Given exercise | Your task is to give the listing below back word for word, pictures excluded.

----- Task input

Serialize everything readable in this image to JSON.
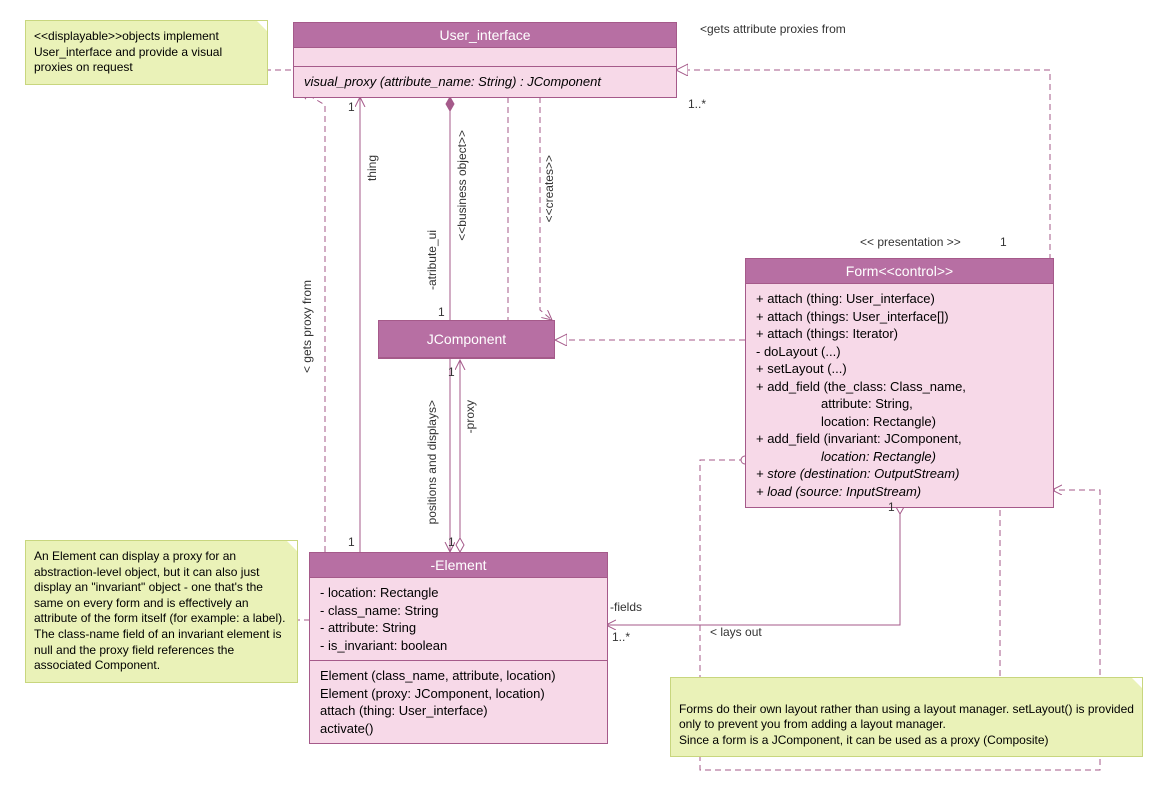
{
  "classes": {
    "user_interface": {
      "title": "User_interface",
      "method": "visual_proxy (attribute_name: String) : JComponent"
    },
    "jcomponent": {
      "title": "JComponent"
    },
    "form": {
      "title": "Form<<control>>",
      "methods": [
        "+ attach (thing: User_interface)",
        "+ attach (things: User_interface[])",
        "+ attach (things: Iterator)",
        "- doLayout (...)",
        "+ setLayout (...)",
        "+ add_field (the_class: Class_name,",
        "                  attribute: String,",
        "                  location: Rectangle)",
        "+ add_field (invariant: JComponent,",
        "                  location: Rectangle)",
        "+ store (destination: OutputStream)",
        "+ load (source: InputStream)"
      ]
    },
    "element": {
      "title": "-Element",
      "attrs": [
        "- location: Rectangle",
        "- class_name: String",
        "- attribute: String",
        "- is_invariant: boolean"
      ],
      "methods": [
        "Element (class_name, attribute, location)",
        "Element (proxy: JComponent, location)",
        "attach (thing: User_interface)",
        "activate()"
      ]
    }
  },
  "notes": {
    "displayable": "<<displayable>>objects implement User_interface and provide a visual proxies on request",
    "element": "An Element can display a proxy for an abstraction-level object, but it can also just display an \"invariant\" object - one that's the same on every form and is effectively an attribute of the form itself (for example: a label). The class-name field of an invariant element is null and the proxy field references the associated Component.",
    "form": "Forms do their own layout rather than using a layout manager. setLayout() is provided only to prevent you from adding a layout manager.\nSince a form is a JComponent, it can be used as a proxy (Composite)"
  },
  "labels": {
    "gets_attr_proxies": "<gets attribute proxies from",
    "presentation": "<< presentation >>",
    "thing": "thing",
    "business_object": "<<business object>>",
    "creates": "<<creates>>",
    "atribute_ui": "-atribute_ui",
    "gets_proxy_from": "< gets proxy from",
    "positions_displays": "positions and displays>",
    "proxy": "-proxy",
    "fields": "-fields",
    "lays_out": "< lays out",
    "m_1": "1",
    "m_1star": "1..*"
  }
}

----------

Correct output |
Serialize everything readable in this image to JSON.
{
  "classes": {
    "user_interface": {
      "title": "User_interface",
      "method": "visual_proxy (attribute_name: String) : JComponent"
    },
    "jcomponent": {
      "title": "JComponent"
    },
    "form": {
      "title": "Form<<control>>",
      "methods": [
        "+ attach (thing: User_interface)",
        "+ attach (things: User_interface[])",
        "+ attach (things: Iterator)",
        "- doLayout (...)",
        "+ setLayout (...)",
        "+ add_field (the_class: Class_name,",
        "                  attribute: String,",
        "                  location: Rectangle)",
        "+ add_field (invariant: JComponent,",
        "                  location: Rectangle)",
        "+ store (destination: OutputStream)",
        "+ load (source: InputStream)"
      ]
    },
    "element": {
      "title": "-Element",
      "attrs": [
        "- location: Rectangle",
        "- class_name: String",
        "- attribute: String",
        "- is_invariant: boolean"
      ],
      "methods": [
        "Element (class_name, attribute, location)",
        "Element (proxy: JComponent, location)",
        "attach (thing: User_interface)",
        "activate()"
      ]
    }
  },
  "notes": {
    "displayable": "<<displayable>>objects implement User_interface and provide a visual proxies on request",
    "element": "An Element can display a proxy for an abstraction-level object, but it can also just display an \"invariant\" object - one that's the same on every form and is effectively an attribute of the form itself (for example: a label). The class-name field of an invariant element is null and the proxy field references the associated Component.",
    "form": "Forms do their own layout rather than using a layout manager. setLayout() is provided only to prevent you from adding a layout manager.\nSince a form is a JComponent, it can be used as a proxy (Composite)"
  },
  "labels": {
    "gets_attr_proxies": "<gets attribute proxies from",
    "presentation": "<< presentation >>",
    "thing": "thing",
    "business_object": "<<business object>>",
    "creates": "<<creates>>",
    "atribute_ui": "-atribute_ui",
    "gets_proxy_from": "< gets proxy from",
    "positions_displays": "positions and displays>",
    "proxy": "-proxy",
    "fields": "-fields",
    "lays_out": "< lays out",
    "m_1": "1",
    "m_1star": "1..*"
  }
}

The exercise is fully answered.